=== YOUR GOAL ===
Output each entry that follows exactly. Images stay out.

=== DATA FOR THIS TASK ===
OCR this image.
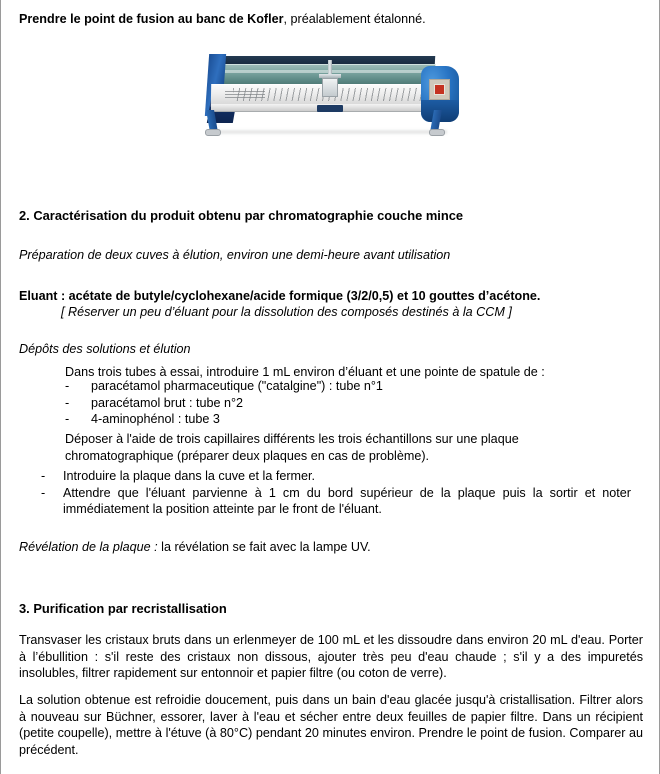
Prendre le point de fusion au banc de Kofler, préalablement étalonné.
2. Caractérisation du produit obtenu par chromatographie couche mince
Préparation de deux cuves à élution, environ une demi-heure avant utilisation
Eluant : acétate de butyle/cyclohexane/acide formique (3/2/0,5) et 10 gouttes d’acétone.
[ Réserver un peu d’éluant pour la dissolution des composés destinés à la CCM ]
Dépôts des solutions et élution
Dans trois tubes à essai, introduire 1 mL environ d’éluant et une pointe de spatule de :
- paracétamol pharmaceutique ("catalgine") : tube n°1
- paracétamol brut : tube n°2
- 4-aminophénol : tube 3
Déposer à l'aide de trois capillaires différents les trois échantillons sur une plaque chromatographique (préparer deux plaques en cas de problème).
- Introduire la plaque dans la cuve et la fermer.
- Attendre que l'éluant parvienne à 1 cm du bord supérieur de la plaque puis la sortir et noter immédiatement la position atteinte par le front de l'éluant.
Révélation de la plaque : la révélation se fait avec la lampe UV.
3. Purification par recristallisation
Transvaser les cristaux bruts dans un erlenmeyer de 100 mL et les dissoudre dans environ 20 mL d'eau. Porter à l’ébullition : s'il reste des cristaux non dissous, ajouter très peu d'eau chaude ; s'il y a des impuretés insolubles, filtrer rapidement sur entonnoir et papier filtre (ou coton de verre).
La solution obtenue est refroidie doucement, puis dans un bain d'eau glacée jusqu'à cristallisation. Filtrer alors à nouveau sur Büchner, essorer, laver à l'eau et sécher entre deux feuilles de papier filtre. Dans un récipient (petite coupelle), mettre à l'étuve (à 80°C) pendant 20 minutes environ. Prendre le point de fusion. Comparer au précédent.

=== CORRECT ANSWER ===
OCR this image.
Prendre le point de fusion au banc de Kofler, préalablement étalonné.
2. Caractérisation du produit obtenu par chromatographie couche mince
Préparation de deux cuves à élution, environ une demi-heure avant utilisation
Eluant : acétate de butyle/cyclohexane/acide formique (3/2/0,5) et 10 gouttes d’acétone.
[ Réserver un peu d’éluant pour la dissolution des composés destinés à la CCM ]
Dépôts des solutions et élution
Dans trois tubes à essai, introduire 1 mL environ d’éluant et une pointe de spatule de :
- paracétamol pharmaceutique ("catalgine") : tube n°1
- paracétamol brut : tube n°2
- 4-aminophénol : tube 3
Déposer à l'aide de trois capillaires différents les trois échantillons sur une plaque chromatographique (préparer deux plaques en cas de problème).
- Introduire la plaque dans la cuve et la fermer.
- Attendre que l'éluant parvienne à 1 cm du bord supérieur de la plaque puis la sortir et noter immédiatement la position atteinte par le front de l'éluant.
Révélation de la plaque : la révélation se fait avec la lampe UV.
3. Purification par recristallisation
Transvaser les cristaux bruts dans un erlenmeyer de 100 mL et les dissoudre dans environ 20 mL d'eau. Porter à l’ébullition : s'il reste des cristaux non dissous, ajouter très peu d'eau chaude ; s'il y a des impuretés insolubles, filtrer rapidement sur entonnoir et papier filtre (ou coton de verre).
La solution obtenue est refroidie doucement, puis dans un bain d'eau glacée jusqu'à cristallisation. Filtrer alors à nouveau sur Büchner, essorer, laver à l'eau et sécher entre deux feuilles de papier filtre. Dans un récipient (petite coupelle), mettre à l'étuve (à 80°C) pendant 20 minutes environ. Prendre le point de fusion. Comparer au précédent.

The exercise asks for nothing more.